▸ **Stated goal**: Make an exact copy of the entries below.

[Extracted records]
..........

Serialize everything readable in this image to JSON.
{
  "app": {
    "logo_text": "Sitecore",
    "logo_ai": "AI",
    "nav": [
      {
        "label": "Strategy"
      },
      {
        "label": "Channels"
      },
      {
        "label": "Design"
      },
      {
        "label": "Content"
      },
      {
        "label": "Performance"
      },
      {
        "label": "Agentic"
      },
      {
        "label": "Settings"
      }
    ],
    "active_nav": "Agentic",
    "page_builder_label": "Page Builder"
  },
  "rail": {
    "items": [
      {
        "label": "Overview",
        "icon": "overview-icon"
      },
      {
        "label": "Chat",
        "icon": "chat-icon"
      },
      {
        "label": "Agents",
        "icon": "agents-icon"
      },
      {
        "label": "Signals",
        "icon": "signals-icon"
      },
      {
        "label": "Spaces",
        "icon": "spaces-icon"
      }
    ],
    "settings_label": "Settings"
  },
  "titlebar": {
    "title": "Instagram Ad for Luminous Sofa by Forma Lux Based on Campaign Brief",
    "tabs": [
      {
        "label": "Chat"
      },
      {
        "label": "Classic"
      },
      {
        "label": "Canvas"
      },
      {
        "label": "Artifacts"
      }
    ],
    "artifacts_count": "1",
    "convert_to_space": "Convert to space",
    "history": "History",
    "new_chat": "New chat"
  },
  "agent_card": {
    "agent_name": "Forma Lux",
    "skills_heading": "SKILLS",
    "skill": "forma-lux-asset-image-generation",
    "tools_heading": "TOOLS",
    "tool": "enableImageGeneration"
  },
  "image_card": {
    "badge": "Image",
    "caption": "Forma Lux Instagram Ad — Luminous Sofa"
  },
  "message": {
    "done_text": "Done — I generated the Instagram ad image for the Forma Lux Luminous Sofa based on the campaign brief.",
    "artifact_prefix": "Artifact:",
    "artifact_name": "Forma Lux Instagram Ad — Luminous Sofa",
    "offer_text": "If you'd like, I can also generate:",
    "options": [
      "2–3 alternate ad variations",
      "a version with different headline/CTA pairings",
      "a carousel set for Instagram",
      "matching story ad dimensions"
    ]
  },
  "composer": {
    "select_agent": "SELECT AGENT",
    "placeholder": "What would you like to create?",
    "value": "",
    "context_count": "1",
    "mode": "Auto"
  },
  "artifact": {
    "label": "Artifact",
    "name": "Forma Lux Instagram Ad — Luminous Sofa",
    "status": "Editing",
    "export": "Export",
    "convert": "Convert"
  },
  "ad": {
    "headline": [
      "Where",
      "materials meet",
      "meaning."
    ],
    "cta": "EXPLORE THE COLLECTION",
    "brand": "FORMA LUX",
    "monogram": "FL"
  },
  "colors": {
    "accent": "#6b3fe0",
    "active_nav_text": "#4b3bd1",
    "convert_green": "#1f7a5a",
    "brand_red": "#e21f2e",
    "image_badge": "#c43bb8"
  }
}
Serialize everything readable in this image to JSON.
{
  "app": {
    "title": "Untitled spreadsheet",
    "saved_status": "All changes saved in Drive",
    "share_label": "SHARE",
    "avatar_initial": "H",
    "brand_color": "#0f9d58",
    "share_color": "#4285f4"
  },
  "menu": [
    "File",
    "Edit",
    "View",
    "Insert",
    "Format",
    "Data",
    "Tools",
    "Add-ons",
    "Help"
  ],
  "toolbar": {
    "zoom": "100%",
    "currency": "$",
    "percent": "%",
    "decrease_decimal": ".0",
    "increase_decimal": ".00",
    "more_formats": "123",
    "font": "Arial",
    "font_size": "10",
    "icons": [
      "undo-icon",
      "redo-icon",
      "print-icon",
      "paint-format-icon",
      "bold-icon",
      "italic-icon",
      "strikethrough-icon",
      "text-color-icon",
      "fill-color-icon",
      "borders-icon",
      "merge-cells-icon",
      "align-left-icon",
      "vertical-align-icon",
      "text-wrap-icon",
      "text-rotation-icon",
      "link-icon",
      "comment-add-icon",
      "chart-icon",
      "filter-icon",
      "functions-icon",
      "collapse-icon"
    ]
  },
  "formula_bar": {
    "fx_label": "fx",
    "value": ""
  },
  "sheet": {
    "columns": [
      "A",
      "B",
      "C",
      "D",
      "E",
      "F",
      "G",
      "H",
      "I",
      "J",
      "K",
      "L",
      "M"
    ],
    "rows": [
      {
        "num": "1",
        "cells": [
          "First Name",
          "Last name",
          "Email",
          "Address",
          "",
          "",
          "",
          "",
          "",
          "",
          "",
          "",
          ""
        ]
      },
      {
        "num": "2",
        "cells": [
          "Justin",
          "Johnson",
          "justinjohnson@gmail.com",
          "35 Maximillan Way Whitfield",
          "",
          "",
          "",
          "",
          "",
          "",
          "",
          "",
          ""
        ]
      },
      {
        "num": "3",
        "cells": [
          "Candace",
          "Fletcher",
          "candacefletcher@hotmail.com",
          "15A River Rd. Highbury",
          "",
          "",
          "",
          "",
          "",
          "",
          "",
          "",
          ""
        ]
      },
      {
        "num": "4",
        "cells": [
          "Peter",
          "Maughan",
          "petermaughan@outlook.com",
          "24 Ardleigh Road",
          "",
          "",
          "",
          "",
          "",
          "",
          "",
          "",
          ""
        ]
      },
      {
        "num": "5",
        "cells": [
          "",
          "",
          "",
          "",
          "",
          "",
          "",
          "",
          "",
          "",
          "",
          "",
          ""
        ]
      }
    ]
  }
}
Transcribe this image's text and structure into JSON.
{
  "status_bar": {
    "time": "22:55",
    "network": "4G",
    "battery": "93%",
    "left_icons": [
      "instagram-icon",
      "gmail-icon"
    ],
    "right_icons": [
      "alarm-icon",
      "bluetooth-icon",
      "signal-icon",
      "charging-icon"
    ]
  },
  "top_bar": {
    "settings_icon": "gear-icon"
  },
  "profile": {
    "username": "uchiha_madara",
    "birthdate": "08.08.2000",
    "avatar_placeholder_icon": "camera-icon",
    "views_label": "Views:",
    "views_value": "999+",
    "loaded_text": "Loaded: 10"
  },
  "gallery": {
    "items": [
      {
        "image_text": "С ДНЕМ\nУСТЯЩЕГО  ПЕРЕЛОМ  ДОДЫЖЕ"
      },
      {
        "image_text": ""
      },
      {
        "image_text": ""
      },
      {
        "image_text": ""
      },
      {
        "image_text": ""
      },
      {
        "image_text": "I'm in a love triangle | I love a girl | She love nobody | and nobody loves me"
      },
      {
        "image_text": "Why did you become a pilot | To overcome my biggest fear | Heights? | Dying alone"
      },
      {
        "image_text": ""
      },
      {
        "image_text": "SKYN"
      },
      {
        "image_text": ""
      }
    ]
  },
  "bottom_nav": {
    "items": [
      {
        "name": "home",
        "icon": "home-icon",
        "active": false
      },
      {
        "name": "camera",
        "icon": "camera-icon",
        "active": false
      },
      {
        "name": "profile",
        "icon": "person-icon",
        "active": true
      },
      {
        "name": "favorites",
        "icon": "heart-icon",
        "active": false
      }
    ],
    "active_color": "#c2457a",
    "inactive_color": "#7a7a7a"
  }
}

..........

▸ **Worked answer**:
Serialize everything readable in this image to JSON.
{
  "app": {
    "logo_text": "Sitecore",
    "logo_ai": "AI",
    "nav": [
      {
        "label": "Strategy"
      },
      {
        "label": "Channels"
      },
      {
        "label": "Design"
      },
      {
        "label": "Content"
      },
      {
        "label": "Performance"
      },
      {
        "label": "Agentic"
      },
      {
        "label": "Settings"
      }
    ],
    "active_nav": "Agentic",
    "page_builder_label": "Page Builder"
  },
  "rail": {
    "items": [
      {
        "label": "Overview",
        "icon": "overview-icon"
      },
      {
        "label": "Chat",
        "icon": "chat-icon"
      },
      {
        "label": "Agents",
        "icon": "agents-icon"
      },
      {
        "label": "Signals",
        "icon": "signals-icon"
      },
      {
        "label": "Spaces",
        "icon": "spaces-icon"
      }
    ],
    "settings_label": "Settings"
  },
  "titlebar": {
    "title": "Instagram Ad for Luminous Sofa by Forma Lux Based on Campaign Brief",
    "tabs": [
      {
        "label": "Chat"
      },
      {
        "label": "Classic"
      },
      {
        "label": "Canvas"
      },
      {
        "label": "Artifacts"
      }
    ],
    "artifacts_count": "1",
    "convert_to_space": "Convert to space",
    "history": "History",
    "new_chat": "New chat"
  },
  "agent_card": {
    "agent_name": "Forma Lux",
    "skills_heading": "SKILLS",
    "skill": "forma-lux-asset-image-generation",
    "tools_heading": "TOOLS",
    "tool": "enableImageGeneration"
  },
  "image_card": {
    "badge": "Image",
    "caption": "Forma Lux Instagram Ad — Luminous Sofa"
  },
  "message": {
    "done_text": "Done — I generated the Instagram ad image for the Forma Lux Luminous Sofa based on the campaign brief.",
    "artifact_prefix": "Artifact:",
    "artifact_name": "Forma Lux Instagram Ad — Luminous Sofa",
    "offer_text": "If you'd like, I can also generate:",
    "options": [
      "2–3 alternate ad variations",
      "a version with different headline/CTA pairings",
      "a carousel set for Instagram",
      "matching story ad dimensions"
    ]
  },
  "composer": {
    "select_agent": "SELECT AGENT",
    "placeholder": "What would you like to create?",
    "value": "",
    "context_count": "1",
    "mode": "Auto"
  },
  "artifact": {
    "label": "Artifact",
    "name": "Forma Lux Instagram Ad — Luminous Sofa",
    "status": "Editing",
    "export": "Export",
    "convert": "Convert"
  },
  "ad": {
    "headline": [
      "Where",
      "materials meet",
      "meaning."
    ],
    "cta": "EXPLORE THE COLLECTION",
    "brand": "FORMA LUX",
    "monogram": "FL"
  },
  "colors": {
    "accent": "#6b3fe0",
    "active_nav_text": "#4b3bd1",
    "convert_green": "#1f7a5a",
    "brand_red": "#e21f2e",
    "image_badge": "#c43bb8"
  }
}
Serialize everything readable in this image to JSON.
{
  "app": {
    "title": "Untitled spreadsheet",
    "saved_status": "All changes saved in Drive",
    "share_label": "SHARE",
    "avatar_initial": "H",
    "brand_color": "#0f9d58",
    "share_color": "#4285f4"
  },
  "menu": [
    "File",
    "Edit",
    "View",
    "Insert",
    "Format",
    "Data",
    "Tools",
    "Add-ons",
    "Help"
  ],
  "toolbar": {
    "zoom": "100%",
    "currency": "$",
    "percent": "%",
    "decrease_decimal": ".0",
    "increase_decimal": ".00",
    "more_formats": "123",
    "font": "Arial",
    "font_size": "10",
    "icons": [
      "undo-icon",
      "redo-icon",
      "print-icon",
      "paint-format-icon",
      "bold-icon",
      "italic-icon",
      "strikethrough-icon",
      "text-color-icon",
      "fill-color-icon",
      "borders-icon",
      "merge-cells-icon",
      "align-left-icon",
      "vertical-align-icon",
      "text-wrap-icon",
      "text-rotation-icon",
      "link-icon",
      "comment-add-icon",
      "chart-icon",
      "filter-icon",
      "functions-icon",
      "collapse-icon"
    ]
  },
  "formula_bar": {
    "fx_label": "fx",
    "value": ""
  },
  "sheet": {
    "columns": [
      "A",
      "B",
      "C",
      "D",
      "E",
      "F",
      "G",
      "H",
      "I",
      "J",
      "K",
      "L",
      "M"
    ],
    "rows": [
      {
        "num": "1",
        "cells": [
          "First Name",
          "Last name",
          "Email",
          "Address",
          "",
          "",
          "",
          "",
          "",
          "",
          "",
          "",
          ""
        ]
      },
      {
        "num": "2",
        "cells": [
          "Justin",
          "Johnson",
          "justinjohnson@gmail.com",
          "35 Maximillan Way Whitfield",
          "",
          "",
          "",
          "",
          "",
          "",
          "",
          "",
          ""
        ]
      },
      {
        "num": "3",
        "cells": [
          "Candace",
          "Fletcher",
          "candacefletcher@hotmail.com",
          "15A River Rd. Highbury",
          "",
          "",
          "",
          "",
          "",
          "",
          "",
          "",
          ""
        ]
      },
      {
        "num": "4",
        "cells": [
          "Peter",
          "Maughan",
          "petermaughan@outlook.com",
          "24 Ardleigh Road",
          "",
          "",
          "",
          "",
          "",
          "",
          "",
          "",
          ""
        ]
      },
      {
        "num": "5",
        "cells": [
          "",
          "",
          "",
          "",
          "",
          "",
          "",
          "",
          "",
          "",
          "",
          "",
          ""
        ]
      }
    ]
  }
}
Transcribe this image's text and structure into JSON.
{
  "status_bar": {
    "time": "22:55",
    "network": "4G",
    "battery": "93%",
    "left_icons": [
      "instagram-icon",
      "gmail-icon"
    ],
    "right_icons": [
      "alarm-icon",
      "bluetooth-icon",
      "signal-icon",
      "charging-icon"
    ]
  },
  "top_bar": {
    "settings_icon": "gear-icon"
  },
  "profile": {
    "username": "uchiha_madara",
    "birthdate": "08.08.2000",
    "avatar_placeholder_icon": "camera-icon",
    "views_label": "Views:",
    "views_value": "999+",
    "loaded_text": "Loaded: 10"
  },
  "gallery": {
    "items": [
      {
        "image_text": "С ДНЕМ\nУСТЯЩЕГО  ПЕРЕЛОМ  ДОДЫЖЕ"
      },
      {
        "image_text": ""
      },
      {
        "image_text": ""
      },
      {
        "image_text": ""
      },
      {
        "image_text": ""
      },
      {
        "image_text": "I'm in a love triangle | I love a girl | She love nobody | and nobody loves me"
      },
      {
        "image_text": "Why did you become a pilot | To overcome my biggest fear | Heights? | Dying alone"
      },
      {
        "image_text": ""
      },
      {
        "image_text": "SKYN"
      },
      {
        "image_text": ""
      }
    ]
  },
  "bottom_nav": {
    "items": [
      {
        "name": "home",
        "icon": "home-icon",
        "active": false
      },
      {
        "name": "camera",
        "icon": "camera-icon",
        "active": false
      },
      {
        "name": "profile",
        "icon": "person-icon",
        "active": true
      },
      {
        "name": "favorites",
        "icon": "heart-icon",
        "active": false
      }
    ],
    "active_color": "#c2457a",
    "inactive_color": "#7a7a7a"
  }
}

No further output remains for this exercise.